> Your instructions:
Reproduce all records exactly.

(Figure collection entries)

---*---

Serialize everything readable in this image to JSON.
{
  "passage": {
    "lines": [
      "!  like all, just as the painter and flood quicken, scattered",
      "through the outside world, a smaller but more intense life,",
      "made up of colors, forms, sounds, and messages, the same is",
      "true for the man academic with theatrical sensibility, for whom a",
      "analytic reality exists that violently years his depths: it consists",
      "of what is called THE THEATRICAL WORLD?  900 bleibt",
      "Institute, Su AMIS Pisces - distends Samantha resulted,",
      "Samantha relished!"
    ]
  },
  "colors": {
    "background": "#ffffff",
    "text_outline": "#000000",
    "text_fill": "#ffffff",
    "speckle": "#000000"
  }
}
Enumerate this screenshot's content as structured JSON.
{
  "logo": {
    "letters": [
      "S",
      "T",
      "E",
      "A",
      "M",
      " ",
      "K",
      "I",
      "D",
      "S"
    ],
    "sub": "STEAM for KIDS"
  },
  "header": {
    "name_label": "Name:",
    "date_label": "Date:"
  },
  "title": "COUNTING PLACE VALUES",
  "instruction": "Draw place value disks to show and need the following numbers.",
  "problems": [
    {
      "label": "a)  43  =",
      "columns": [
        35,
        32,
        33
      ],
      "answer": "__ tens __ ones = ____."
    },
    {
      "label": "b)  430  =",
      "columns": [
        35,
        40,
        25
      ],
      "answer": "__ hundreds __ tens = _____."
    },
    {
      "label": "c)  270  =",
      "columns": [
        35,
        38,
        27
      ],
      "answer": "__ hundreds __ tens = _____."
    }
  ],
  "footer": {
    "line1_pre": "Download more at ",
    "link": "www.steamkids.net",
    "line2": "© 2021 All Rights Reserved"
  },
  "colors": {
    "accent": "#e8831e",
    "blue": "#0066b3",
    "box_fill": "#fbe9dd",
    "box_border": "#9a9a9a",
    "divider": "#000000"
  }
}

---*---

> Finished exercise:
Serialize everything readable in this image to JSON.
{
  "passage": {
    "lines": [
      "!  like all, just as the painter and flood quicken, scattered",
      "through the outside world, a smaller but more intense life,",
      "made up of colors, forms, sounds, and messages, the same is",
      "true for the man academic with theatrical sensibility, for whom a",
      "analytic reality exists that violently years his depths: it consists",
      "of what is called THE THEATRICAL WORLD?  900 bleibt",
      "Institute, Su AMIS Pisces - distends Samantha resulted,",
      "Samantha relished!"
    ]
  },
  "colors": {
    "background": "#ffffff",
    "text_outline": "#000000",
    "text_fill": "#ffffff",
    "speckle": "#000000"
  }
}
Enumerate this screenshot's content as structured JSON.
{
  "logo": {
    "letters": [
      "S",
      "T",
      "E",
      "A",
      "M",
      " ",
      "K",
      "I",
      "D",
      "S"
    ],
    "sub": "STEAM for KIDS"
  },
  "header": {
    "name_label": "Name:",
    "date_label": "Date:"
  },
  "title": "COUNTING PLACE VALUES",
  "instruction": "Draw place value disks to show and need the following numbers.",
  "problems": [
    {
      "label": "a)  43  =",
      "columns": [
        35,
        32,
        33
      ],
      "answer": "__ tens __ ones = ____."
    },
    {
      "label": "b)  430  =",
      "columns": [
        35,
        40,
        25
      ],
      "answer": "__ hundreds __ tens = _____."
    },
    {
      "label": "c)  270  =",
      "columns": [
        35,
        38,
        27
      ],
      "answer": "__ hundreds __ tens = _____."
    }
  ],
  "footer": {
    "line1_pre": "Download more at ",
    "link": "www.steamkids.net",
    "line2": "© 2021 All Rights Reserved"
  },
  "colors": {
    "accent": "#e8831e",
    "blue": "#0066b3",
    "box_fill": "#fbe9dd",
    "box_border": "#9a9a9a",
    "divider": "#000000"
  }
}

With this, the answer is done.